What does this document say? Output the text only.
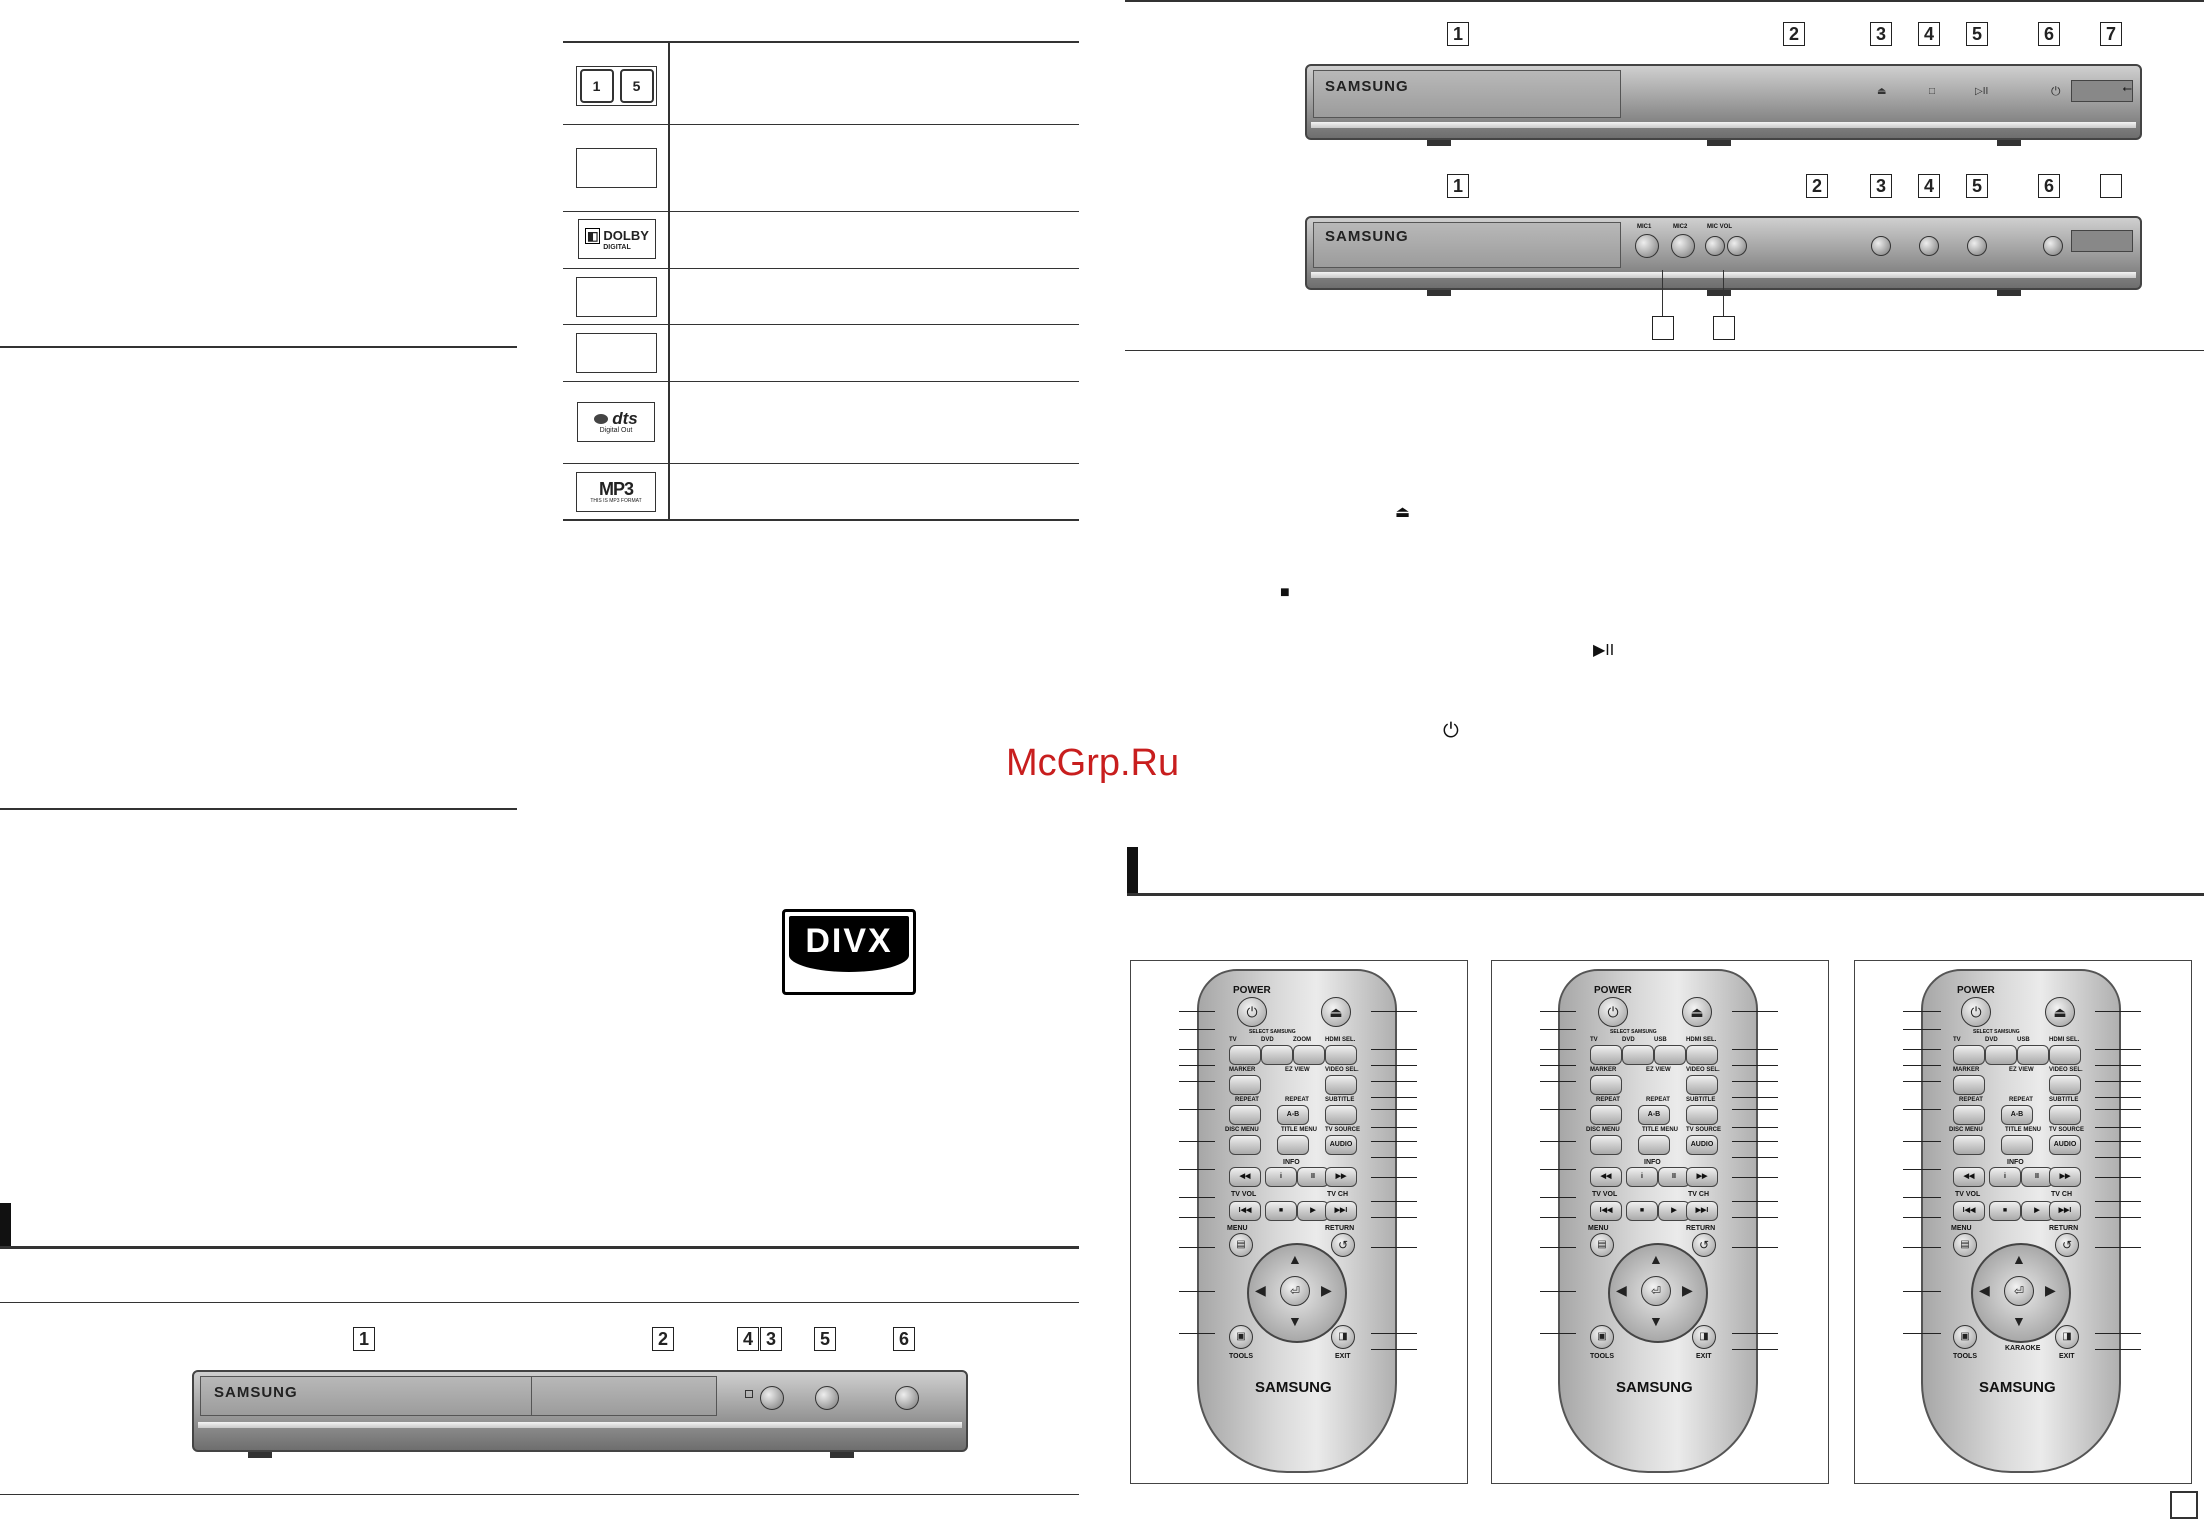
1	5
◧ DOLBY
DIGITAL
dts
Digital Out
MP3
THIS IS MP3 FORMAT
DIVX
SAMSUNG
1	2	4 3	5	6
SAMSUNG	⏏	□	▷II	⏻	⭠
1	2	3	4	5	6	7
SAMSUNG
MIC1	MIC2	MIC VOL
1	2	3	4	5	6
⏏
■
▶II
⏻
McGrp.Ru
POWER
⏻	⏏
SELECT SAMSUNG
TV	DVD	ZOOM HDMI SEL.
MARKER	EZ VIEW	VIDEO SEL.
REPEAT	REPEAT	SUBTITLE
A-B
DISC MENU	TITLE MENU TV SOURCE
AUDIO
INFO
◀◀	i	II	▶▶
TV VOL	TV CH
I◀◀	■	▶	▶▶I
MENU	RETURN
▤	↺
▲
▼
◀	▶
⏎
▣	◨
TOOLS	EXIT
SAMSUNG
POWER
⏻	⏏
SELECT SAMSUNG
TV	DVD	USB	HDMI SEL.
MARKER	EZ VIEW	VIDEO SEL.
REPEAT	REPEAT	SUBTITLE
A-B
DISC MENU	TITLE MENU TV SOURCE
AUDIO
INFO
◀◀	i	II	▶▶
TV VOL	TV CH
I◀◀	■	▶	▶▶I
MENU	RETURN
▤	↺
▲
▼
◀	▶
⏎
▣	◨
TOOLS	EXIT
SAMSUNG
POWER
⏻	⏏
SELECT SAMSUNG
TV	DVD	USB	HDMI SEL.
MARKER	EZ VIEW	VIDEO SEL.
REPEAT	REPEAT	SUBTITLE
A-B
DISC MENU	TITLE MENU TV SOURCE
AUDIO
INFO
◀◀	i	II	▶▶
TV VOL	TV CH
I◀◀	■	▶	▶▶I
MENU	RETURN
▤	↺
▲
▼
◀	▶
⏎
▣	◨
TOOLS	EXIT
KARAOKE
SAMSUNG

→ **Stated goal**:
From the material above, copy everything exactly but the pictures.

→ **Answer to this exercise**:
What does this document say? Output the text only.
1	5
◧ DOLBY
DIGITAL
dts
Digital Out
MP3
THIS IS MP3 FORMAT
DIVX
SAMSUNG
1	2	4 3	5	6
SAMSUNG	⏏	□	▷II	⏻	⭠
1	2	3	4	5	6	7
SAMSUNG
MIC1	MIC2	MIC VOL
1	2	3	4	5	6
⏏
■
▶II
⏻
McGrp.Ru
POWER
⏻	⏏
SELECT SAMSUNG
TV	DVD	ZOOM HDMI SEL.
MARKER	EZ VIEW	VIDEO SEL.
REPEAT	REPEAT	SUBTITLE
A-B
DISC MENU	TITLE MENU TV SOURCE
AUDIO
INFO
◀◀	i	II	▶▶
TV VOL	TV CH
I◀◀	■	▶	▶▶I
MENU	RETURN
▤	↺
▲
▼
◀	▶
⏎
▣	◨
TOOLS	EXIT
SAMSUNG
POWER
⏻	⏏
SELECT SAMSUNG
TV	DVD	USB	HDMI SEL.
MARKER	EZ VIEW	VIDEO SEL.
REPEAT	REPEAT	SUBTITLE
A-B
DISC MENU	TITLE MENU TV SOURCE
AUDIO
INFO
◀◀	i	II	▶▶
TV VOL	TV CH
I◀◀	■	▶	▶▶I
MENU	RETURN
▤	↺
▲
▼
◀	▶
⏎
▣	◨
TOOLS	EXIT
SAMSUNG
POWER
⏻	⏏
SELECT SAMSUNG
TV	DVD	USB	HDMI SEL.
MARKER	EZ VIEW	VIDEO SEL.
REPEAT	REPEAT	SUBTITLE
A-B
DISC MENU	TITLE MENU TV SOURCE
AUDIO
INFO
◀◀	i	II	▶▶
TV VOL	TV CH
I◀◀	■	▶	▶▶I
MENU	RETURN
▤	↺
▲
▼
◀	▶
⏎
▣	◨
TOOLS	EXIT
KARAOKE
SAMSUNG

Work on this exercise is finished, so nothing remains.